[Element box annotations]
..............................

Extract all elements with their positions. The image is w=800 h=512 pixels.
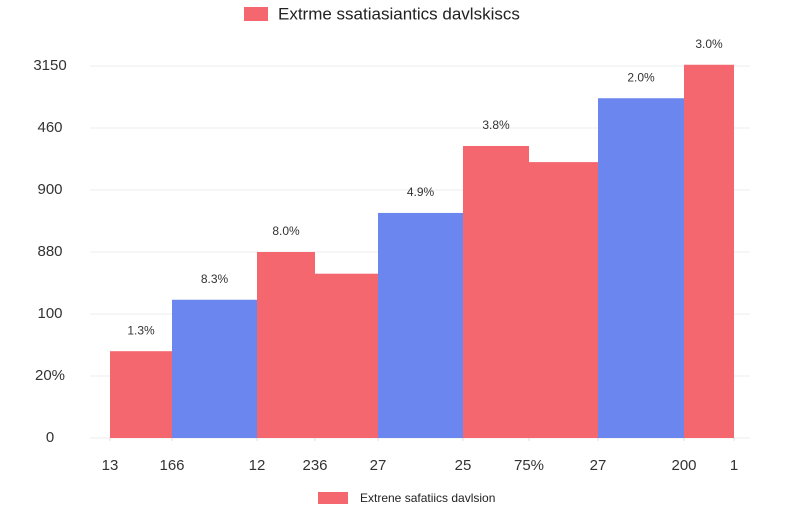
x-tick-label: 12 [249, 457, 266, 474]
x-tick-label: 13 [102, 457, 119, 474]
y-tick-label: 880 [37, 243, 62, 260]
bar-annotation: 4.9% [407, 185, 435, 199]
x-tick-label: 27 [370, 457, 387, 474]
bar-annotation: 8.3% [201, 272, 229, 286]
bar [172, 299, 257, 438]
y-tick-label: 460 [37, 119, 62, 136]
legend-label: Extrene safatiics davlsion [360, 491, 495, 505]
legend-swatch [318, 492, 348, 504]
bar-annotation: 3.0% [695, 37, 723, 51]
y-tick-label: 3150 [33, 57, 66, 74]
y-tick-label: 20% [35, 367, 65, 384]
bar-annotation: 3.8% [482, 118, 510, 132]
y-tick-label: 900 [37, 181, 62, 198]
bar [598, 98, 684, 439]
chart-title: Extrme ssatiasiantics davlskiscs [278, 4, 520, 23]
bar [529, 162, 598, 438]
bar-annotation: 8.0% [272, 224, 300, 238]
x-tick-label: 75% [514, 457, 544, 474]
x-tick-label: 200 [671, 457, 696, 474]
y-tick-label: 0 [46, 429, 54, 446]
x-tick-label: 1 [730, 457, 738, 474]
bar [463, 145, 529, 439]
x-tick-label: 27 [590, 457, 607, 474]
bar [315, 273, 378, 438]
bar-annotation: 2.0% [627, 70, 655, 84]
bar-annotation: 1.3% [127, 323, 155, 337]
x-tick-label: 166 [159, 457, 184, 474]
title-swatch [244, 7, 268, 21]
y-tick-label: 100 [37, 305, 62, 322]
x-tick-label: 236 [302, 457, 327, 474]
bar [110, 351, 172, 438]
x-tick-label: 25 [455, 457, 472, 474]
bar [257, 252, 315, 438]
bar [378, 212, 463, 438]
bar [684, 64, 734, 438]
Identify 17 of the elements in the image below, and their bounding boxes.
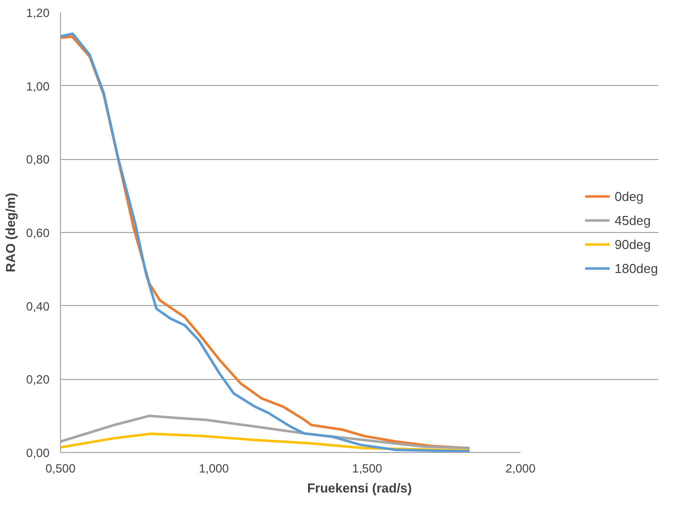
x-tick-label: 1,500 [352, 462, 383, 476]
legend-label: 180deg [614, 260, 658, 276]
y-tick-label: 1,20 [26, 6, 50, 20]
x-tick-label: 2,000 [505, 462, 536, 476]
legend-label: 90deg [614, 236, 651, 252]
x-tick-label: 0,500 [45, 462, 76, 476]
x-tick-label: 1,000 [198, 462, 230, 476]
y-tick-label: 0,60 [26, 226, 50, 240]
y-tick-label: 0,80 [26, 152, 50, 167]
y-axis-title: RAO (deg/m) [3, 192, 18, 272]
y-tick-label: 0,40 [26, 299, 50, 314]
legend-label: 45deg [614, 212, 651, 228]
y-tick-label: 0,00 [26, 446, 50, 460]
legend-label: 0deg [614, 188, 644, 204]
y-tick-label: 0,20 [26, 372, 50, 387]
x-axis-title: Fruekensi (rad/s) [307, 480, 412, 496]
y-tick-label: 1,00 [26, 79, 50, 94]
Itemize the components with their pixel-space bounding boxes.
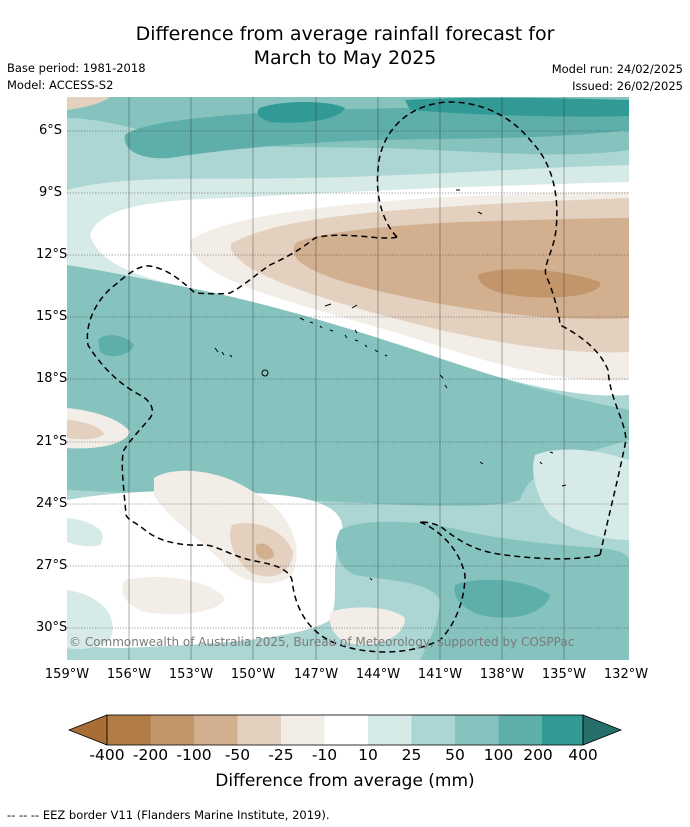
colorbar-tick-label: 25 (401, 746, 422, 764)
colorbar-swatch (107, 715, 151, 745)
colorbar-swatch (411, 715, 455, 745)
fill-mid-wet-50-100 (67, 265, 629, 506)
colorbar-tick-label: -100 (176, 746, 212, 764)
colorbar-swatch (542, 715, 583, 745)
fill-lower-dry-50 (256, 543, 274, 560)
colorbar-tick-label: -400 (89, 746, 125, 764)
colorbar-swatch (150, 715, 194, 745)
lon-label: 156°W (106, 667, 152, 682)
lon-label: 132°W (603, 667, 649, 682)
lon-label: 153°W (168, 667, 214, 682)
fill-corner-dry (67, 97, 110, 110)
lat-label: 12°S (36, 247, 68, 262)
colorbar-swatch (368, 715, 412, 745)
meta-right: Model run: 24/02/2025 Issued: 26/02/2025 (552, 61, 683, 95)
lat-label: 21°S (36, 434, 68, 449)
copyright-notice: © Commonwealth of Australia 2025, Bureau… (69, 635, 575, 649)
colorbar-title: Difference from average (mm) (215, 771, 475, 791)
fill-left-bottom-light (67, 518, 103, 547)
lon-label: 159°W (44, 667, 90, 682)
colorbar-swatch (237, 715, 281, 745)
lon-label: 141°W (417, 667, 463, 682)
colorbar (67, 714, 623, 746)
issued-date: Issued: 26/02/2025 (572, 79, 683, 93)
colorbar-outline (106, 714, 584, 746)
colorbar-swatch (324, 715, 368, 745)
fill-top-200-400 (257, 102, 345, 123)
colorbar-extend-low (67, 714, 108, 746)
colorbar-tick-label: -25 (268, 746, 294, 764)
colorbar-tick-label: -10 (311, 746, 338, 764)
map-plot-area (67, 97, 629, 660)
colorbar-tick-label: 200 (523, 746, 553, 764)
lon-label: 135°W (541, 667, 587, 682)
title-line-1: Difference from average rainfall forecas… (135, 23, 555, 45)
colorbar-swatch (194, 715, 238, 745)
title-line-2: March to May 2025 (253, 47, 437, 69)
lon-label: 150°W (230, 667, 276, 682)
lat-label: 9°S (38, 185, 62, 200)
lon-label: 144°W (355, 667, 401, 682)
fill-lower-dry-patch (122, 576, 225, 615)
colorbar-swatch (498, 715, 542, 745)
islands (214, 189, 567, 581)
colorbar-tick-label: 100 (483, 746, 514, 764)
fill-top-100-200 (124, 107, 629, 159)
colorbar-extend-high (582, 714, 623, 746)
colorbar-swatch (281, 715, 325, 745)
colorbar-tick-label: 400 (568, 746, 598, 764)
colorbar-swatch (455, 715, 499, 745)
eez-legend-note: -- -- -- EEZ border V11 (Flanders Marine… (7, 808, 330, 822)
lat-label: 30°S (36, 620, 68, 635)
graticule-lat (67, 130, 629, 629)
fill-mid-wet-100-200 (98, 335, 134, 357)
colorbar-tick-label: 10 (358, 746, 378, 764)
lon-label: 147°W (293, 667, 339, 682)
lat-label: 6°S (38, 123, 62, 138)
lat-label: 15°S (36, 309, 68, 324)
colorbar-tick-label: 50 (445, 746, 465, 764)
lon-label: 138°W (479, 667, 525, 682)
lat-label: 27°S (36, 558, 68, 573)
lat-label: 24°S (36, 496, 68, 511)
lat-label: 18°S (36, 371, 68, 386)
meta-left: Base period: 1981-2018 Model: ACCESS-S2 (7, 60, 146, 94)
fill-left-dry-25 (67, 420, 104, 440)
model-run: Model run: 24/02/2025 (551, 62, 683, 76)
map-title: Difference from average rainfall forecas… (0, 22, 690, 70)
fill-right-light (533, 449, 629, 540)
fill-dry-minus100 (478, 269, 601, 298)
fill-lower-left-light (67, 590, 113, 650)
base-period: Base period: 1981-2018 (7, 61, 146, 75)
colorbar-tick-label: -50 (224, 746, 251, 764)
colorbar-tick-label: -200 (132, 746, 169, 764)
eez-borders (86, 101, 627, 653)
fill-bottom-dry-patch (329, 607, 405, 645)
model-name: Model: ACCESS-S2 (7, 78, 114, 92)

..............................

Return the lines of the records exactly as they appear, everything from the line containing "colorbar-tick-label: 25 (401, 746, 422, 764)" down to the line containing "lon-label: 150°W (230, 667, 276, 682)", with both of those lines included.

Solution:
colorbar-tick-label: 25 (401, 746, 422, 764)
colorbar-swatch (107, 715, 151, 745)
colorbar-swatch (411, 715, 455, 745)
fill-mid-wet-50-100 (67, 265, 629, 506)
colorbar-tick-label: -100 (176, 746, 212, 764)
colorbar-swatch (542, 715, 583, 745)
fill-lower-dry-50 (256, 543, 274, 560)
colorbar-tick-label: -400 (89, 746, 125, 764)
colorbar-swatch (150, 715, 194, 745)
lon-label: 156°W (106, 667, 152, 682)
lon-label: 132°W (603, 667, 649, 682)
lon-label: 153°W (168, 667, 214, 682)
fill-corner-dry (67, 97, 110, 110)
lat-label: 12°S (36, 247, 68, 262)
colorbar-swatch (368, 715, 412, 745)
meta-right: Model run: 24/02/2025 Issued: 26/02/2025 (552, 61, 683, 95)
lat-label: 21°S (36, 434, 68, 449)
copyright-notice: © Commonwealth of Australia 2025, Bureau… (69, 635, 575, 649)
colorbar-title: Difference from average (mm) (215, 771, 475, 791)
fill-left-bottom-light (67, 518, 103, 547)
lon-label: 159°W (44, 667, 90, 682)
colorbar-swatch (237, 715, 281, 745)
lon-label: 141°W (417, 667, 463, 682)
colorbar (67, 714, 623, 746)
issued-date: Issued: 26/02/2025 (572, 79, 683, 93)
colorbar-outline (106, 714, 584, 746)
colorbar-swatch (324, 715, 368, 745)
fill-top-200-400 (257, 102, 345, 123)
colorbar-extend-low (67, 714, 108, 746)
colorbar-tick-label: -25 (268, 746, 294, 764)
colorbar-tick-label: -10 (311, 746, 338, 764)
map-plot-area (67, 97, 629, 660)
colorbar-tick-label: 200 (523, 746, 553, 764)
lon-label: 135°W (541, 667, 587, 682)
title-line-1: Difference from average rainfall forecas… (135, 23, 555, 45)
colorbar-swatch (194, 715, 238, 745)
title-line-2: March to May 2025 (253, 47, 437, 69)
lon-label: 150°W (230, 667, 276, 682)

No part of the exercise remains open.